What to produce: Please give the entries again in full and exactly, without any picture.

Data extracted from a collection:
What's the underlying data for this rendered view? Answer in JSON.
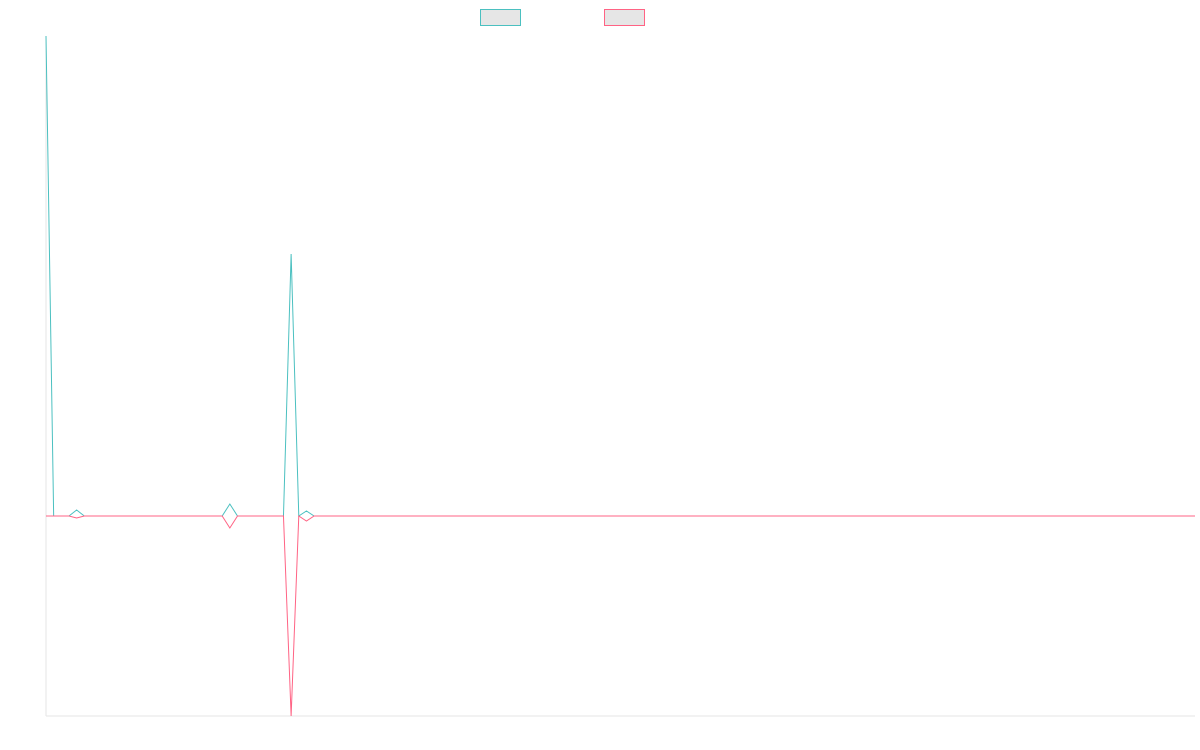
{
  "chart_data": {
    "type": "line",
    "title": "",
    "xlabel": "",
    "ylabel": "",
    "x": [
      0,
      1,
      2,
      3,
      4,
      5,
      6,
      7,
      8,
      9,
      10,
      11,
      12,
      13,
      14,
      15,
      16,
      17,
      18,
      19,
      20,
      21,
      22,
      23,
      24,
      25,
      26,
      27,
      28,
      29,
      30,
      31,
      32,
      33,
      34,
      35,
      36,
      37,
      38,
      39,
      40,
      41,
      42,
      43,
      44,
      45,
      46,
      47,
      48,
      49,
      50,
      51,
      52,
      53,
      54,
      55,
      56,
      57,
      58,
      59,
      60,
      61,
      62,
      63,
      64,
      65,
      66,
      67,
      68,
      69,
      70,
      71,
      72,
      73,
      74,
      75,
      76,
      77,
      78,
      79,
      80,
      81,
      82,
      83,
      84,
      85,
      86,
      87,
      88,
      89,
      90,
      91,
      92,
      93,
      94,
      95,
      96,
      97,
      98,
      99,
      100,
      101,
      102,
      103,
      104,
      105,
      106,
      107,
      108,
      109,
      110,
      111,
      112,
      113,
      114,
      115,
      116,
      117,
      118,
      119,
      120,
      121,
      122,
      123,
      124,
      125,
      126,
      127,
      128,
      129,
      130,
      131,
      132,
      133,
      134,
      135,
      136,
      137,
      138,
      139,
      140,
      141,
      142,
      143,
      144,
      145,
      146,
      147,
      148,
      149,
      150
    ],
    "xlim": [
      0,
      150
    ],
    "ylim": [
      -200,
      480
    ],
    "legend_position": "top-center",
    "grid": false,
    "series": [
      {
        "color": "#4bc0c0",
        "values": [
          480,
          0,
          0,
          0,
          6,
          0,
          0,
          0,
          0,
          0,
          0,
          0,
          0,
          0,
          0,
          0,
          0,
          0,
          0,
          0,
          0,
          0,
          0,
          0,
          12,
          0,
          0,
          0,
          0,
          0,
          0,
          0,
          262,
          0,
          5,
          0,
          0,
          0,
          0,
          0,
          0,
          0,
          0,
          0,
          0,
          0,
          0,
          0,
          0,
          0,
          0,
          0,
          0,
          0,
          0,
          0,
          0,
          0,
          0,
          0,
          0,
          0,
          0,
          0,
          0,
          0,
          0,
          0,
          0,
          0,
          0,
          0,
          0,
          0,
          0,
          0,
          0,
          0,
          0,
          0,
          0,
          0,
          0,
          0,
          0,
          0,
          0,
          0,
          0,
          0,
          0,
          0,
          0,
          0,
          0,
          0,
          0,
          0,
          0,
          0,
          0,
          0,
          0,
          0,
          0,
          0,
          0,
          0,
          0,
          0,
          0,
          0,
          0,
          0,
          0,
          0,
          0,
          0,
          0,
          0,
          0,
          0,
          0,
          0,
          0,
          0,
          0,
          0,
          0,
          0,
          0,
          0,
          0,
          0,
          0,
          0,
          0,
          0,
          0,
          0,
          0,
          0,
          0,
          0,
          0,
          0,
          0,
          0,
          0,
          0,
          0
        ]
      },
      {
        "color": "#ff6384",
        "values": [
          0,
          0,
          0,
          0,
          -2,
          0,
          0,
          0,
          0,
          0,
          0,
          0,
          0,
          0,
          0,
          0,
          0,
          0,
          0,
          0,
          0,
          0,
          0,
          0,
          -12,
          0,
          0,
          0,
          0,
          0,
          0,
          0,
          -200,
          0,
          -5,
          0,
          0,
          0,
          0,
          0,
          0,
          0,
          0,
          0,
          0,
          0,
          0,
          0,
          0,
          0,
          0,
          0,
          0,
          0,
          0,
          0,
          0,
          0,
          0,
          0,
          0,
          0,
          0,
          0,
          0,
          0,
          0,
          0,
          0,
          0,
          0,
          0,
          0,
          0,
          0,
          0,
          0,
          0,
          0,
          0,
          0,
          0,
          0,
          0,
          0,
          0,
          0,
          0,
          0,
          0,
          0,
          0,
          0,
          0,
          0,
          0,
          0,
          0,
          0,
          0,
          0,
          0,
          0,
          0,
          0,
          0,
          0,
          0,
          0,
          0,
          0,
          0,
          0,
          0,
          0,
          0,
          0,
          0,
          0,
          0,
          0,
          0,
          0,
          0,
          0,
          0,
          0,
          0,
          0,
          0,
          0,
          0,
          0,
          0,
          0,
          0,
          0,
          0,
          0,
          0,
          0,
          0,
          0,
          0,
          0,
          0,
          0,
          0,
          0,
          0,
          0
        ]
      }
    ]
  }
}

Reply:
What's the underlying data for this rendered view? Answer in JSON.
{
  "chart_data": {
    "type": "line",
    "title": "",
    "xlabel": "",
    "ylabel": "",
    "x": [
      0,
      1,
      2,
      3,
      4,
      5,
      6,
      7,
      8,
      9,
      10,
      11,
      12,
      13,
      14,
      15,
      16,
      17,
      18,
      19,
      20,
      21,
      22,
      23,
      24,
      25,
      26,
      27,
      28,
      29,
      30,
      31,
      32,
      33,
      34,
      35,
      36,
      37,
      38,
      39,
      40,
      41,
      42,
      43,
      44,
      45,
      46,
      47,
      48,
      49,
      50,
      51,
      52,
      53,
      54,
      55,
      56,
      57,
      58,
      59,
      60,
      61,
      62,
      63,
      64,
      65,
      66,
      67,
      68,
      69,
      70,
      71,
      72,
      73,
      74,
      75,
      76,
      77,
      78,
      79,
      80,
      81,
      82,
      83,
      84,
      85,
      86,
      87,
      88,
      89,
      90,
      91,
      92,
      93,
      94,
      95,
      96,
      97,
      98,
      99,
      100,
      101,
      102,
      103,
      104,
      105,
      106,
      107,
      108,
      109,
      110,
      111,
      112,
      113,
      114,
      115,
      116,
      117,
      118,
      119,
      120,
      121,
      122,
      123,
      124,
      125,
      126,
      127,
      128,
      129,
      130,
      131,
      132,
      133,
      134,
      135,
      136,
      137,
      138,
      139,
      140,
      141,
      142,
      143,
      144,
      145,
      146,
      147,
      148,
      149,
      150
    ],
    "xlim": [
      0,
      150
    ],
    "ylim": [
      -200,
      480
    ],
    "legend_position": "top-center",
    "grid": false,
    "series": [
      {
        "color": "#4bc0c0",
        "values": [
          480,
          0,
          0,
          0,
          6,
          0,
          0,
          0,
          0,
          0,
          0,
          0,
          0,
          0,
          0,
          0,
          0,
          0,
          0,
          0,
          0,
          0,
          0,
          0,
          12,
          0,
          0,
          0,
          0,
          0,
          0,
          0,
          262,
          0,
          5,
          0,
          0,
          0,
          0,
          0,
          0,
          0,
          0,
          0,
          0,
          0,
          0,
          0,
          0,
          0,
          0,
          0,
          0,
          0,
          0,
          0,
          0,
          0,
          0,
          0,
          0,
          0,
          0,
          0,
          0,
          0,
          0,
          0,
          0,
          0,
          0,
          0,
          0,
          0,
          0,
          0,
          0,
          0,
          0,
          0,
          0,
          0,
          0,
          0,
          0,
          0,
          0,
          0,
          0,
          0,
          0,
          0,
          0,
          0,
          0,
          0,
          0,
          0,
          0,
          0,
          0,
          0,
          0,
          0,
          0,
          0,
          0,
          0,
          0,
          0,
          0,
          0,
          0,
          0,
          0,
          0,
          0,
          0,
          0,
          0,
          0,
          0,
          0,
          0,
          0,
          0,
          0,
          0,
          0,
          0,
          0,
          0,
          0,
          0,
          0,
          0,
          0,
          0,
          0,
          0,
          0,
          0,
          0,
          0,
          0,
          0,
          0,
          0,
          0,
          0,
          0
        ]
      },
      {
        "color": "#ff6384",
        "values": [
          0,
          0,
          0,
          0,
          -2,
          0,
          0,
          0,
          0,
          0,
          0,
          0,
          0,
          0,
          0,
          0,
          0,
          0,
          0,
          0,
          0,
          0,
          0,
          0,
          -12,
          0,
          0,
          0,
          0,
          0,
          0,
          0,
          -200,
          0,
          -5,
          0,
          0,
          0,
          0,
          0,
          0,
          0,
          0,
          0,
          0,
          0,
          0,
          0,
          0,
          0,
          0,
          0,
          0,
          0,
          0,
          0,
          0,
          0,
          0,
          0,
          0,
          0,
          0,
          0,
          0,
          0,
          0,
          0,
          0,
          0,
          0,
          0,
          0,
          0,
          0,
          0,
          0,
          0,
          0,
          0,
          0,
          0,
          0,
          0,
          0,
          0,
          0,
          0,
          0,
          0,
          0,
          0,
          0,
          0,
          0,
          0,
          0,
          0,
          0,
          0,
          0,
          0,
          0,
          0,
          0,
          0,
          0,
          0,
          0,
          0,
          0,
          0,
          0,
          0,
          0,
          0,
          0,
          0,
          0,
          0,
          0,
          0,
          0,
          0,
          0,
          0,
          0,
          0,
          0,
          0,
          0,
          0,
          0,
          0,
          0,
          0,
          0,
          0,
          0,
          0,
          0,
          0,
          0,
          0,
          0,
          0,
          0,
          0,
          0,
          0,
          0
        ]
      }
    ]
  }
}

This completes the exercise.